Eventually, he turned his attention to the water garden.  He rerouted a river, selected hybrid water lilies for their color and designed his bridge all in a deliberate act of creation – he was an artist creating his own subject.  He left nothing to chance. Renoir may have built a glass-walled studio in his garden in order to paint his beloved olive trees, but Monet commissioned a studio boat, the better to paint his water lilies.

Claude Monet  ~ Le Bateau-atelier   1876

“Apart from painting and gardening, I’m not good at anything,” Monet once remarked.  Amusing self-deprecation aside, his talents in both areas resulted in the creation of the garden at Giverny. Composed as if it were a painting and over time the subject of much of his best work, it is considered by many painters and gardeners alike to be his greatest legacy – as beautiful, inspirational and pervasive in its later influence as it was for Monet himself.   

Until my recent trip to Mississippi, I hadn’t fully appreciated the significance of Monet’s double role in shaping our vision of the world. Fairly adept at recognizing his work as a painter, I’d never considered the possibility that his life as a gardener and nurturer of the very world that informed his work might someday affect my own perception of the landscape.

Imagine my surprise when I turned down a  muddy gravel road in the midst of the old Doro Plantation, halfway betweeen a clapboard house flying the Confederate flag and the fishing shacks moored along the levee, only to discover a landscape so purely impressionistic it was hard to believe it wasn’t already on canvas. Stopped in my tracks by what appeared to be rippling curtains of white wisteria hanging from the heavens, I decided to disregard the likelihood of snakes and the possibility of tetanus. Scrambling and tumbling my way across half-buried barbed wire and through piles of fallen brush into the old pecan orchard, I found my footing and looked up in astonishment.  

It wasn’t that the orchard reminded me of Monet, it was as though Monet already had been there, dappling the leaves with light, capturing the pristine translucence of new growth and then washing the world’s canvas with a sheen of new rain and unnameable colors.  I’d have been less astonished had I walked into Monet’s studio and discovered the canvases suddenly alive, or walked into his garden and surprised him painting a few new shrubs into place.

In Giverny, Monet constructed a garden for himself.  That day on the Doro Plantation, where accidents of nature and history had rerouted the Mississippi, reshaped the land and left a secret, unexpected collection of trees, flowers and grasses to shimmer in the springtime afternoon, the only thing missing was the artist himself, to record the miraculous beauty of that first impression.

Doro Plantation ~ The Pecan Orchard in Spring

 

 Doro Plantation ~ Wisteria Drifts

Doro Plantation ~ Hidden Lavender 

 

 Doro Plantation ~ Turning of the Season

Looking at the photographs today, I see them primarily as photographs, snapshots, lovely compositions in their own right and touching reminders of those unexpected bits of beauty found tucked away into the silence of a Mississippi afternoon. 

But now and then I see again the play of light, and feel the warming breeze, and catch my heart leaping up as the first impression comes back.  Breathless, I re-experience a truth as unexpected as the plantation orchard.  Once ~ just once, or at least once ~ I was granted the privilege to see the world as Claude Monet would have seen it -tumbled into  light, drenched with atmosphere, and patched with color so piercingly pure no response is possible except to be astonished by what Monet spent his lifetime revealing – that brushes, paint and canvas are sufficient to capture first impressions for a lifetime of enjoyment.

SUPPLIED INFORMATION:
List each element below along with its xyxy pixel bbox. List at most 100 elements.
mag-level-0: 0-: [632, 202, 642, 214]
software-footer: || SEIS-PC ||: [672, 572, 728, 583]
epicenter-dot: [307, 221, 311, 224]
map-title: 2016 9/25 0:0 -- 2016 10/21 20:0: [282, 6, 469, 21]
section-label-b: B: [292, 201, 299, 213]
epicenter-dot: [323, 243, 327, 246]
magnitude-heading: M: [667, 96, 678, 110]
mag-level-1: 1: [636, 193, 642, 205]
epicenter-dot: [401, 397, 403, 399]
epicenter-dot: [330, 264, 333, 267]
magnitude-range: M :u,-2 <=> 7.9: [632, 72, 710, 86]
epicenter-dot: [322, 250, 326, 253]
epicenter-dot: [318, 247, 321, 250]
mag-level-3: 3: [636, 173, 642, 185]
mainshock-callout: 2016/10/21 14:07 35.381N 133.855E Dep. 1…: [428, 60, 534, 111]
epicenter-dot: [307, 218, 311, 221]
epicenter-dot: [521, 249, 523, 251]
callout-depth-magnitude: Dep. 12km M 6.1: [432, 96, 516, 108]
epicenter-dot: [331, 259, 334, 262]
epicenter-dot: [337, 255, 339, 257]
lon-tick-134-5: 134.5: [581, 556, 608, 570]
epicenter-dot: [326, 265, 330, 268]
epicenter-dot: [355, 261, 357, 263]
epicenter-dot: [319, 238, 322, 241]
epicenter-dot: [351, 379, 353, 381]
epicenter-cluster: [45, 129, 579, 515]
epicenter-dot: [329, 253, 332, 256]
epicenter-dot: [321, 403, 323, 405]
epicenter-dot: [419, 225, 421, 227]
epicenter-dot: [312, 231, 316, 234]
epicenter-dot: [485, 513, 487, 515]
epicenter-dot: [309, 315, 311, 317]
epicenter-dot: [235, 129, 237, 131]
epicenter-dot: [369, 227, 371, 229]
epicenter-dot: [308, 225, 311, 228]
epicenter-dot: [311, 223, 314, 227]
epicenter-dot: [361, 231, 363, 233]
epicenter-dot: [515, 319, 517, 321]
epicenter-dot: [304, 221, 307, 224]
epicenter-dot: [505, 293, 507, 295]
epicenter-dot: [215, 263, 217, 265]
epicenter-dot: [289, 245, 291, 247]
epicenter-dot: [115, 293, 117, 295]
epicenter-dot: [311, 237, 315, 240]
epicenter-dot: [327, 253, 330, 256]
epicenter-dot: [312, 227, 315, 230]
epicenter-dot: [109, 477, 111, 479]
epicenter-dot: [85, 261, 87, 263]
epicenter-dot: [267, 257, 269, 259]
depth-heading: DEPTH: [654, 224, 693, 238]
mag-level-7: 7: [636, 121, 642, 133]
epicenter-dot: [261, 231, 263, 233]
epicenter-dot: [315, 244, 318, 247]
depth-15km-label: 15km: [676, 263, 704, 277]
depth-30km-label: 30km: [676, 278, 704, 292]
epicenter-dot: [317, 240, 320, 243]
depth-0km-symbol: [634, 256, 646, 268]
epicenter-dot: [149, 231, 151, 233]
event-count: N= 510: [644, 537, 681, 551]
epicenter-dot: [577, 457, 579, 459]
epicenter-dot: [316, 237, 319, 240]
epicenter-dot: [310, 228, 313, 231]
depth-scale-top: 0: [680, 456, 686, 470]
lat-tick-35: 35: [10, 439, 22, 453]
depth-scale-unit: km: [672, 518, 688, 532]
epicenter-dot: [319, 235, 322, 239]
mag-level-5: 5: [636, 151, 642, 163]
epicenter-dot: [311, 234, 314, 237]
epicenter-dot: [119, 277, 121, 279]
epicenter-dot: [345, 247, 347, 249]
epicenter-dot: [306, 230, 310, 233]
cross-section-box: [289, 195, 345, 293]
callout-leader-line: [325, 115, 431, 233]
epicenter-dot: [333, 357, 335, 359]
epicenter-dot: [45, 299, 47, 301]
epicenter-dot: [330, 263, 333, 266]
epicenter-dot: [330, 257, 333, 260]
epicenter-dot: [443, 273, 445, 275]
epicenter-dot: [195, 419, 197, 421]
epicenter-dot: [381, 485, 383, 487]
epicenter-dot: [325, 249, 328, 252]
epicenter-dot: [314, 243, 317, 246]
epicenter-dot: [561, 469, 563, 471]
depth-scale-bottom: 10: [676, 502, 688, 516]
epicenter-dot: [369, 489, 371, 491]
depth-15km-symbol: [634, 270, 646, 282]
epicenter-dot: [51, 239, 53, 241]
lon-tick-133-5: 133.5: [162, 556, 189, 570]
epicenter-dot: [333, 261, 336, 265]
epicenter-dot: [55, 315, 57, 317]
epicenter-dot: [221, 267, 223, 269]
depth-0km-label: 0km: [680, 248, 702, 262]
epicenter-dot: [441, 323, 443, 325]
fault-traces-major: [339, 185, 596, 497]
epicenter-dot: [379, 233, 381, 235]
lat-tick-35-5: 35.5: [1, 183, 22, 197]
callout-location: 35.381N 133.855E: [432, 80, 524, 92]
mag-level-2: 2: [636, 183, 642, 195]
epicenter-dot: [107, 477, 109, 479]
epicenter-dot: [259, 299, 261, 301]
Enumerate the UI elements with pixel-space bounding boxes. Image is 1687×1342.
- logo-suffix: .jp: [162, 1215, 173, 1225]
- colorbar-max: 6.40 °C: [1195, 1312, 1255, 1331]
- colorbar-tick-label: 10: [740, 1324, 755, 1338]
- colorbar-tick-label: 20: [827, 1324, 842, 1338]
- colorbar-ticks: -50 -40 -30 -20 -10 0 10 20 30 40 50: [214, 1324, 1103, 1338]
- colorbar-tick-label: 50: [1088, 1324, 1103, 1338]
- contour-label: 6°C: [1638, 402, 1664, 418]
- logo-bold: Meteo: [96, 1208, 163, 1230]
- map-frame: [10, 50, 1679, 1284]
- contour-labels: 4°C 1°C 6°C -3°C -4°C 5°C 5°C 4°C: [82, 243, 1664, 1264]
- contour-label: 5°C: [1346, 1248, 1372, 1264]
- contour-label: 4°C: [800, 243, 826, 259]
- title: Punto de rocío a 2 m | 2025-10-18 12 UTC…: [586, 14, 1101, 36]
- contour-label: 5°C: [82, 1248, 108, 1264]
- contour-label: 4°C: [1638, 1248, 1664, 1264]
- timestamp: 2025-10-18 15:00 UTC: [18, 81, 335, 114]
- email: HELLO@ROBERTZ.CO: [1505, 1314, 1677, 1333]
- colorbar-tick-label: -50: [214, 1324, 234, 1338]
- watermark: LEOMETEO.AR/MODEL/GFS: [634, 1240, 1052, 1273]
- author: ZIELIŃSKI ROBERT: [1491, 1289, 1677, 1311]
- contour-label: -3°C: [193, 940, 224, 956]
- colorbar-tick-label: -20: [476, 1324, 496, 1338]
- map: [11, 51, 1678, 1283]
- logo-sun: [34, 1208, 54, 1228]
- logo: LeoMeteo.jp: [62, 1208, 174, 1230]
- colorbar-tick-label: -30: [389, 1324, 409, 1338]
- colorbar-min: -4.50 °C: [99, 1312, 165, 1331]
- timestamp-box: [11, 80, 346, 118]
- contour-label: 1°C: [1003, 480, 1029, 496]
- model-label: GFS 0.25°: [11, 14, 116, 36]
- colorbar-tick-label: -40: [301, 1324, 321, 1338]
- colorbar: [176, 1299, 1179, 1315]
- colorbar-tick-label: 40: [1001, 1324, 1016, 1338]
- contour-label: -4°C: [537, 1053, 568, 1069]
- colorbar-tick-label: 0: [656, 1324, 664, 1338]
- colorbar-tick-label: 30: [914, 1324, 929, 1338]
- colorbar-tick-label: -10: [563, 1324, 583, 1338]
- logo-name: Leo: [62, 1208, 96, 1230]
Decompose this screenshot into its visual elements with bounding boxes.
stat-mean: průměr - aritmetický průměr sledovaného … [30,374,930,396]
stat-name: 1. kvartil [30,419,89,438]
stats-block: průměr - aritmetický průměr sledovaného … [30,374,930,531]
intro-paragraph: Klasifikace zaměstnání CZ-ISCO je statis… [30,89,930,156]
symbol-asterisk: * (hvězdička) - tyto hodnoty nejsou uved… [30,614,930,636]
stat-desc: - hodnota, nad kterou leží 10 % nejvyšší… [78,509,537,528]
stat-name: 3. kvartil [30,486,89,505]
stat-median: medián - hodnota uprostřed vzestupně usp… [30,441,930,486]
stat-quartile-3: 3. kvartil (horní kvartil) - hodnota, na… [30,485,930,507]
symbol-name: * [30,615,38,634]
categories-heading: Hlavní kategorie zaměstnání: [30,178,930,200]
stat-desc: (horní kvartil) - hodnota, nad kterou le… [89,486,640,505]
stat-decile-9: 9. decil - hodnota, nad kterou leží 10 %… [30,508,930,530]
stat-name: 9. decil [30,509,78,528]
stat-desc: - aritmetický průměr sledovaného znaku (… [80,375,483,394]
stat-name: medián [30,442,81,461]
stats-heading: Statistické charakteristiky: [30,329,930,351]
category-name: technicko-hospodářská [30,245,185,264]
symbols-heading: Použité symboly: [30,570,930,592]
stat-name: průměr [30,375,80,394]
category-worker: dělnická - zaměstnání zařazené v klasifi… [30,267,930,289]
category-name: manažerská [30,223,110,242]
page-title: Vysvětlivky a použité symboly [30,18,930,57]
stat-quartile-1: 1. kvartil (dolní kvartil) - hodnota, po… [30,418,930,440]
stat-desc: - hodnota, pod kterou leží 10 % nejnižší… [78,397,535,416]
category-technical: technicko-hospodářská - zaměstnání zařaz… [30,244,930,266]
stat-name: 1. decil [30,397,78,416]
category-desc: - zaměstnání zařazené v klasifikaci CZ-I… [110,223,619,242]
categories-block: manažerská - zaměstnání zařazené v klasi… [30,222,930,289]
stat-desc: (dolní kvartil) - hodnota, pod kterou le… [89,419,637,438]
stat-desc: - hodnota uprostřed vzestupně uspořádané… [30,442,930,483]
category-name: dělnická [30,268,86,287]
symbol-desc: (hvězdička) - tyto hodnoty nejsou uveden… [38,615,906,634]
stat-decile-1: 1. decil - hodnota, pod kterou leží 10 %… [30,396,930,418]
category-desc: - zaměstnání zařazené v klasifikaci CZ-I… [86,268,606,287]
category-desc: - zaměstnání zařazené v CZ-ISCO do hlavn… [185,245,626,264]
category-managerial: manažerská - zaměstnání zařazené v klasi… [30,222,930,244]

TASKS FOR THIS EXERCISE:
• a. According to the Monet piece, what did Monet commission so he could better paint his water lilies?
• b. Edit the Monet piece by writing out the part starting with "It wasn’t that the" and going on through "shrubs into place.", with "pristine" changed to "clear".
None of the material affects what is asked here.

RESPONSE LIST:
• a. A studio boat.

• b.
It wasn’t that the orchard reminded me of Monet, it was as though Monet already had been there, dappling the leaves with light, capturing the clear translucence of new growth and then washing the world’s canvas with a sheen of new rain and unnameable colors.  I’d have been less astonished had I walked into Monet’s studio and discovered the canvases suddenly alive, or walked into his garden and surprised him painting a few new shrubs into place.